Your instructions =>
Skip the pictures. Copy all the rest of the records down exactly.

(Dataset items)
_ _ _ _ _ _ _

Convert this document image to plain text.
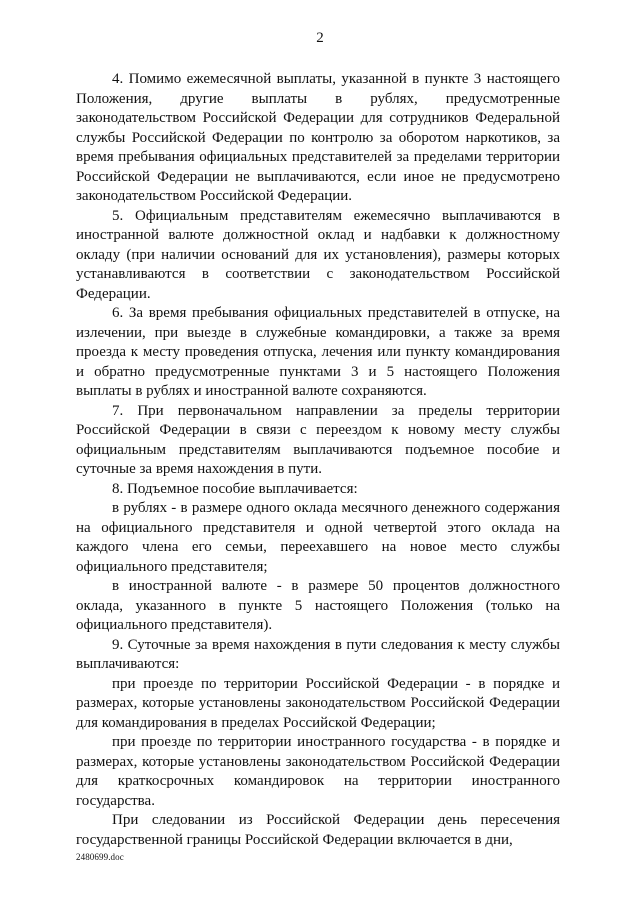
2

4. Помимо ежемесячной выплаты, указанной в пункте 3 настоящего Положения, другие выплаты в рублях, предусмотренные законодательством Российской Федерации для сотрудников Федеральной службы Российской Федерации по контролю за оборотом наркотиков, за время пребывания официальных представителей за пределами территории Российской Федерации не выплачиваются, если иное не предусмотрено законодательством Российской Федерации.

5. Официальным представителям ежемесячно выплачиваются в иностранной валюте должностной оклад и надбавки к должностному окладу (при наличии оснований для их установления), размеры которых устанавливаются в соответствии с законодательством Российской Федерации.

6. За время пребывания официальных представителей в отпуске, на излечении, при выезде в служебные командировки, а также за время проезда к месту проведения отпуска, лечения или пункту командирования и обратно предусмотренные пунктами 3 и 5 настоящего Положения выплаты в рублях и иностранной валюте сохраняются.

7. При первоначальном направлении за пределы территории Российской Федерации в связи с переездом к новому месту службы официальным представителям выплачиваются подъемное пособие и суточные за время нахождения в пути.

8. Подъемное пособие выплачивается:

в рублях - в размере одного оклада месячного денежного содержания на официального представителя и одной четвертой этого оклада на каждого члена его семьи, переехавшего на новое место службы официального представителя;

в иностранной валюте - в размере 50 процентов должностного оклада, указанного в пункте 5 настоящего Положения (только на официального представителя).

9. Суточные за время нахождения в пути следования к месту службы выплачиваются:

при проезде по территории Российской Федерации - в порядке и размерах, которые установлены законодательством Российской Федерации для командирования в пределах Российской Федерации;

при проезде по территории иностранного государства - в порядке и размерах, которые установлены законодательством Российской Федерации для краткосрочных командировок на территории иностранного государства.

При следовании из Российской Федерации день пересечения государственной границы Российской Федерации включается в дни,

2480699.doc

_ _ _ _ _ _ _

Exercise solution =>
Convert this document image to plain text.
2

4. Помимо ежемесячной выплаты, указанной в пункте 3 настоящего Положения, другие выплаты в рублях, предусмотренные законодательством Российской Федерации для сотрудников Федеральной службы Российской Федерации по контролю за оборотом наркотиков, за время пребывания официальных представителей за пределами территории Российской Федерации не выплачиваются, если иное не предусмотрено законодательством Российской Федерации.

5. Официальным представителям ежемесячно выплачиваются в иностранной валюте должностной оклад и надбавки к должностному окладу (при наличии оснований для их установления), размеры которых устанавливаются в соответствии с законодательством Российской Федерации.

6. За время пребывания официальных представителей в отпуске, на излечении, при выезде в служебные командировки, а также за время проезда к месту проведения отпуска, лечения или пункту командирования и обратно предусмотренные пунктами 3 и 5 настоящего Положения выплаты в рублях и иностранной валюте сохраняются.

7. При первоначальном направлении за пределы территории Российской Федерации в связи с переездом к новому месту службы официальным представителям выплачиваются подъемное пособие и суточные за время нахождения в пути.

8. Подъемное пособие выплачивается:

в рублях - в размере одного оклада месячного денежного содержания на официального представителя и одной четвертой этого оклада на каждого члена его семьи, переехавшего на новое место службы официального представителя;

в иностранной валюте - в размере 50 процентов должностного оклада, указанного в пункте 5 настоящего Положения (только на официального представителя).

9. Суточные за время нахождения в пути следования к месту службы выплачиваются:

при проезде по территории Российской Федерации - в порядке и размерах, которые установлены законодательством Российской Федерации для командирования в пределах Российской Федерации;

при проезде по территории иностранного государства - в порядке и размерах, которые установлены законодательством Российской Федерации для краткосрочных командировок на территории иностранного государства.

При следовании из Российской Федерации день пересечения государственной границы Российской Федерации включается в дни,

2480699.doc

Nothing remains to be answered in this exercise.